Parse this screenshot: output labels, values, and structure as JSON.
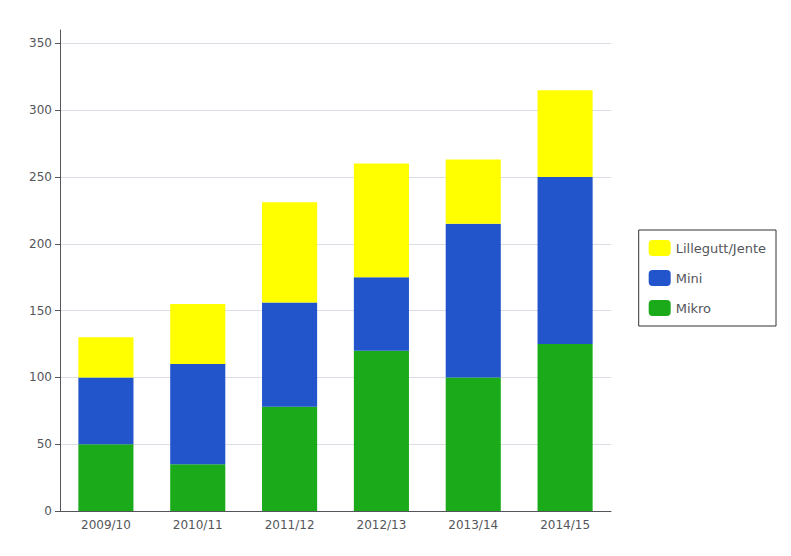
{
  "chart_data": {
    "type": "bar",
    "stacked": true,
    "categories": [
      "2009/10",
      "2010/11",
      "2011/12",
      "2012/13",
      "2013/14",
      "2014/15"
    ],
    "series": [
      {
        "name": "Mikro",
        "color": "#1aaa1a",
        "values": [
          50,
          35,
          78,
          120,
          100,
          125
        ]
      },
      {
        "name": "Mini",
        "color": "#2255cc",
        "values": [
          50,
          75,
          78,
          55,
          115,
          125
        ]
      },
      {
        "name": "Lillegutt/Jente",
        "color": "#ffff00",
        "values": [
          30,
          45,
          75,
          85,
          48,
          65
        ]
      }
    ],
    "ylim": [
      0,
      360
    ],
    "yticks": [
      0,
      50,
      100,
      150,
      200,
      250,
      300,
      350
    ],
    "grid": true,
    "legend": "right"
  }
}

= = = = = = =

- _GIVEN TASK_
Among the lines of the listing, how many hold the string "color"? Respond with only the number.

- _TASK SOLUTION_
3